Records from a data source:

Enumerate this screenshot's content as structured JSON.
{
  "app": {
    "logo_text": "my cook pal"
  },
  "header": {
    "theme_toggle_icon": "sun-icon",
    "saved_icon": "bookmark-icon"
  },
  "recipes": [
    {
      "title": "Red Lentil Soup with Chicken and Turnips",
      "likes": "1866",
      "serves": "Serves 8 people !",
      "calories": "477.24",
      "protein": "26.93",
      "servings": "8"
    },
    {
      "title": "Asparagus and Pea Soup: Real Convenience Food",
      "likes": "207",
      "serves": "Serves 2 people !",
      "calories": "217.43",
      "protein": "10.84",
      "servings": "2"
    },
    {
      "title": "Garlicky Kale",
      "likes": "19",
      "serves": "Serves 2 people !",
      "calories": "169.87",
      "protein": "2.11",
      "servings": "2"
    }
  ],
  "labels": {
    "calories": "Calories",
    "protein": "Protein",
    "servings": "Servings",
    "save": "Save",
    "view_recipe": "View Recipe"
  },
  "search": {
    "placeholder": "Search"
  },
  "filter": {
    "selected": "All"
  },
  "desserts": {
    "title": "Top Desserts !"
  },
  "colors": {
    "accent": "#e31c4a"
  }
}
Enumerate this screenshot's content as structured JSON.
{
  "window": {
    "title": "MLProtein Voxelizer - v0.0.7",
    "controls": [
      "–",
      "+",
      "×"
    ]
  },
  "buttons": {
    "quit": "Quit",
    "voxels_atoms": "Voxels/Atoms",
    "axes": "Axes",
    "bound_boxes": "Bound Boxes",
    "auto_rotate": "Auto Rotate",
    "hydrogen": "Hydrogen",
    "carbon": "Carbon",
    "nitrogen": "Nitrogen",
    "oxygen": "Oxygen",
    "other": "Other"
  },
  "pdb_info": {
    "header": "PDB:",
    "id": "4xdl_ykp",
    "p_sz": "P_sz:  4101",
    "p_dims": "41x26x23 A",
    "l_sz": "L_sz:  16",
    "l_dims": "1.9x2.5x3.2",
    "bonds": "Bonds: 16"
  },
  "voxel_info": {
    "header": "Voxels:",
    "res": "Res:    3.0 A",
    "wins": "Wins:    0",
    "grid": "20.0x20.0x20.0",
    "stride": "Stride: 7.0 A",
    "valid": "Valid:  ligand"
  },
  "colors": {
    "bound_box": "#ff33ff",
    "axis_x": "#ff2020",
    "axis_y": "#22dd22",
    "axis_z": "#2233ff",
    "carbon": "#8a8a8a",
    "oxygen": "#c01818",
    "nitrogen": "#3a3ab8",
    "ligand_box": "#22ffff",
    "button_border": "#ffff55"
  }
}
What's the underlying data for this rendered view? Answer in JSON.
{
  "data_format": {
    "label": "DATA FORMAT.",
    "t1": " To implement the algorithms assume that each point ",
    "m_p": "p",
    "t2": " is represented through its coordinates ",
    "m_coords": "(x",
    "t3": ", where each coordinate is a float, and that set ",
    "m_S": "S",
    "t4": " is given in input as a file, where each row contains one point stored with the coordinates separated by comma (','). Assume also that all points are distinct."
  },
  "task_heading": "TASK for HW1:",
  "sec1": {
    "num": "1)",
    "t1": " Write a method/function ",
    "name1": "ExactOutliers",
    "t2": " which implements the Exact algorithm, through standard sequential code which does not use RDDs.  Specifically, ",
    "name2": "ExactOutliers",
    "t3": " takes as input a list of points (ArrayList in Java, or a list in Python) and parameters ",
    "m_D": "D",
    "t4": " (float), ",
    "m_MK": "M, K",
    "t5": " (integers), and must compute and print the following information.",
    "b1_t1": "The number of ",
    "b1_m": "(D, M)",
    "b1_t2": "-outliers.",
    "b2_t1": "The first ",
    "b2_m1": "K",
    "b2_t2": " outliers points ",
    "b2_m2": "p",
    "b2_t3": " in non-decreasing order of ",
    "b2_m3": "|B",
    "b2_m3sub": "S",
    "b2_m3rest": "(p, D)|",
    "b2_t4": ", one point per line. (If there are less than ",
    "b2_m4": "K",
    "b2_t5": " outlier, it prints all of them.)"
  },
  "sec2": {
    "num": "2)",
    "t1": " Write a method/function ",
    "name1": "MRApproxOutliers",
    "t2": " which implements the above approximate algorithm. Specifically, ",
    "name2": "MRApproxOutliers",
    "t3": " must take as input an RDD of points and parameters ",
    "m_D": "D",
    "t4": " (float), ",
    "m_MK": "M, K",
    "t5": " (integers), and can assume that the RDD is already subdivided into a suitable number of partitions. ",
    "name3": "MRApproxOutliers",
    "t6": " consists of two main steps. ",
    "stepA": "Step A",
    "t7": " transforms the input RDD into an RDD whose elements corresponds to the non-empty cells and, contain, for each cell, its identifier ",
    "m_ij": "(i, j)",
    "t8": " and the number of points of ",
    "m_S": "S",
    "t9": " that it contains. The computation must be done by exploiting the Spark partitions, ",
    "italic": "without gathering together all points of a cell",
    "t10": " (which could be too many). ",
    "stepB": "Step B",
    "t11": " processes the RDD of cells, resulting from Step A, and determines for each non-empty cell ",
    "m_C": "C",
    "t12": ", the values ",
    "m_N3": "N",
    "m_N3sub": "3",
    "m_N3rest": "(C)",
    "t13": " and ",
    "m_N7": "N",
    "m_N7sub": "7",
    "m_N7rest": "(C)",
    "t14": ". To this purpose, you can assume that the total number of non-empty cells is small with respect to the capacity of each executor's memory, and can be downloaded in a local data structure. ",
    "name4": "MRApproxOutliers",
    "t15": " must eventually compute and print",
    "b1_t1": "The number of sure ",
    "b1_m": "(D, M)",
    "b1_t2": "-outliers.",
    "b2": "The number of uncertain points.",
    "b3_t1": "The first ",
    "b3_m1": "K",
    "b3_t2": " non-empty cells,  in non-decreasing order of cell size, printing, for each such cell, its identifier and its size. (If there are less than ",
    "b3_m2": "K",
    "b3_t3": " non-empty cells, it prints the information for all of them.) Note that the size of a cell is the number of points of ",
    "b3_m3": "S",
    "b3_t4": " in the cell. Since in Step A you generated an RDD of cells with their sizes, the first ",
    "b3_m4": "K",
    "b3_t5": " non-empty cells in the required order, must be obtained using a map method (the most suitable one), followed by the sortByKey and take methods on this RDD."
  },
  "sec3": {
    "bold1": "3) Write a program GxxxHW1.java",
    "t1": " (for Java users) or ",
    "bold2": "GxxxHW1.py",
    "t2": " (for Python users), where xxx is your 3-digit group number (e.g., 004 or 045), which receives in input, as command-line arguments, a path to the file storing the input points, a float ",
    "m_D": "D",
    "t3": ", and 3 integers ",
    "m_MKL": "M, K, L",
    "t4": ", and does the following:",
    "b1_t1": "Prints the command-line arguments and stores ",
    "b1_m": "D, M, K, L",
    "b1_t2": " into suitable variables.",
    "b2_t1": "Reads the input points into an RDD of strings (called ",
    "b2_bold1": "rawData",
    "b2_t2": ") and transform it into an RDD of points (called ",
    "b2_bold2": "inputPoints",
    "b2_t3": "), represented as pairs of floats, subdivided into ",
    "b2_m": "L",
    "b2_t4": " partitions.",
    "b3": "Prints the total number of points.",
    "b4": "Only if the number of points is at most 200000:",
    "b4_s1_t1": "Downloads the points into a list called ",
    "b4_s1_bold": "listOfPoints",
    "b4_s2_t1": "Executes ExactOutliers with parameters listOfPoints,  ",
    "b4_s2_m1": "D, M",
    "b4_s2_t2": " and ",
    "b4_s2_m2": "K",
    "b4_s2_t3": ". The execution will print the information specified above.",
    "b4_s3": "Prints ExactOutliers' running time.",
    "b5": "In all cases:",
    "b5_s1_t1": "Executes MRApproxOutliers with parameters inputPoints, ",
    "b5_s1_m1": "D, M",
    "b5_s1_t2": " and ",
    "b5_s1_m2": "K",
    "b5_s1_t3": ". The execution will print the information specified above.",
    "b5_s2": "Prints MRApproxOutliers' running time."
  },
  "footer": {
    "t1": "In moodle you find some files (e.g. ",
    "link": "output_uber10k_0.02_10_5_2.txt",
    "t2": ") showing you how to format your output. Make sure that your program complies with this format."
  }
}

Directions for this task:
Collect each line above holding the string "does".

Problem solution:
    "t2": " which implements the Exact algorithm, through standard sequential code which does not use RDDs.  Specifically, ",
    "t4": ", and does the following:",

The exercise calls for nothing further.